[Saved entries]
• • •

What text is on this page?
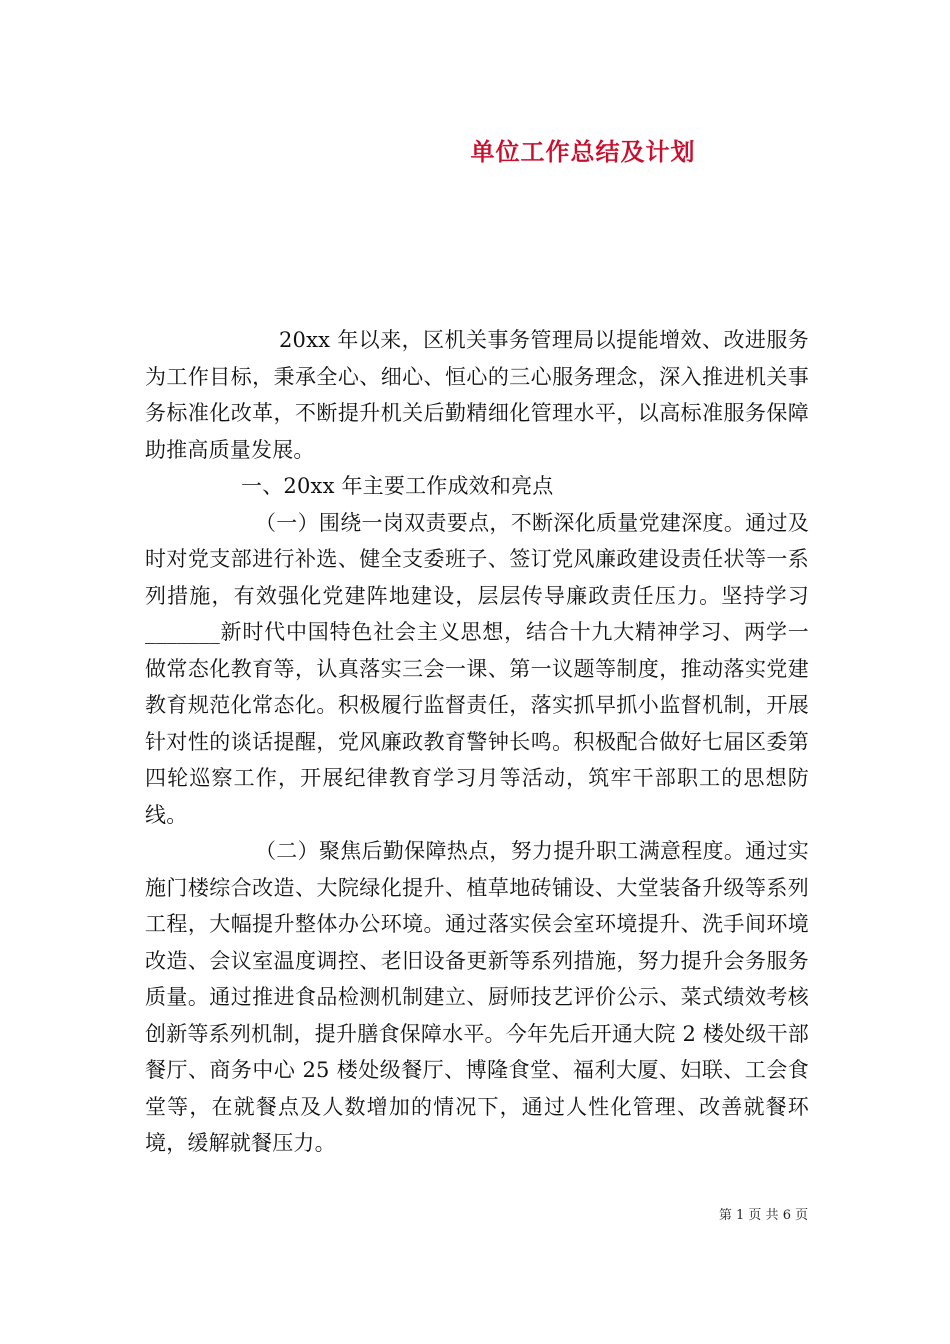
单位工作总结及计划

20xx 年以来，区机关事务管理局以提能增效、改进服务为工作目标，秉承全心、细心、恒心的三心服务理念，深入推进机关事务标准化改革，不断提升机关后勤精细化管理水平，以高标准服务保障助推高质量发展。

一、20xx 年主要工作成效和亮点

（一）围绕一岗双责要点，不断深化质量党建深度。通过及时对党支部进行补选、健全支委班子、签订党风廉政建设责任状等一系列措施，有效强化党建阵地建设，层层传导廉政责任压力。坚持学习_______新时代中国特色社会主义思想，结合十九大精神学习、两学一做常态化教育等，认真落实三会一课、第一议题等制度，推动落实党建教育规范化常态化。积极履行监督责任，落实抓早抓小监督机制，开展针对性的谈话提醒，党风廉政教育警钟长鸣。积极配合做好七届区委第四轮巡察工作，开展纪律教育学习月等活动，筑牢干部职工的思想防线。

（二）聚焦后勤保障热点，努力提升职工满意程度。通过实施门楼综合改造、大院绿化提升、植草地砖铺设、大堂装备升级等系列工程，大幅提升整体办公环境。通过落实侯会室环境提升、洗手间环境改造、会议室温度调控、老旧设备更新等系列措施，努力提升会务服务质量。通过推进食品检测机制建立、厨师技艺评价公示、菜式绩效考核创新等系列机制，提升膳食保障水平。今年先后开通大院 2 楼处级干部餐厅、商务中心 25 楼处级餐厅、博隆食堂、福利大厦、妇联、工会食堂等，在就餐点及人数增加的情况下，通过人性化管理、改善就餐环境，缓解就餐压力。

第 1 页 共 6 页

• • •

# Problem requirements
Copy out the data above exactly, except the pictures.

# Solution to this exercise
What text is on this page?
单位工作总结及计划

20xx 年以来，区机关事务管理局以提能增效、改进服务为工作目标，秉承全心、细心、恒心的三心服务理念，深入推进机关事务标准化改革，不断提升机关后勤精细化管理水平，以高标准服务保障助推高质量发展。

一、20xx 年主要工作成效和亮点

（一）围绕一岗双责要点，不断深化质量党建深度。通过及时对党支部进行补选、健全支委班子、签订党风廉政建设责任状等一系列措施，有效强化党建阵地建设，层层传导廉政责任压力。坚持学习_______新时代中国特色社会主义思想，结合十九大精神学习、两学一做常态化教育等，认真落实三会一课、第一议题等制度，推动落实党建教育规范化常态化。积极履行监督责任，落实抓早抓小监督机制，开展针对性的谈话提醒，党风廉政教育警钟长鸣。积极配合做好七届区委第四轮巡察工作，开展纪律教育学习月等活动，筑牢干部职工的思想防线。

（二）聚焦后勤保障热点，努力提升职工满意程度。通过实施门楼综合改造、大院绿化提升、植草地砖铺设、大堂装备升级等系列工程，大幅提升整体办公环境。通过落实侯会室环境提升、洗手间环境改造、会议室温度调控、老旧设备更新等系列措施，努力提升会务服务质量。通过推进食品检测机制建立、厨师技艺评价公示、菜式绩效考核创新等系列机制，提升膳食保障水平。今年先后开通大院 2 楼处级干部餐厅、商务中心 25 楼处级餐厅、博隆食堂、福利大厦、妇联、工会食堂等，在就餐点及人数增加的情况下，通过人性化管理、改善就餐环境，缓解就餐压力。

第 1 页 共 6 页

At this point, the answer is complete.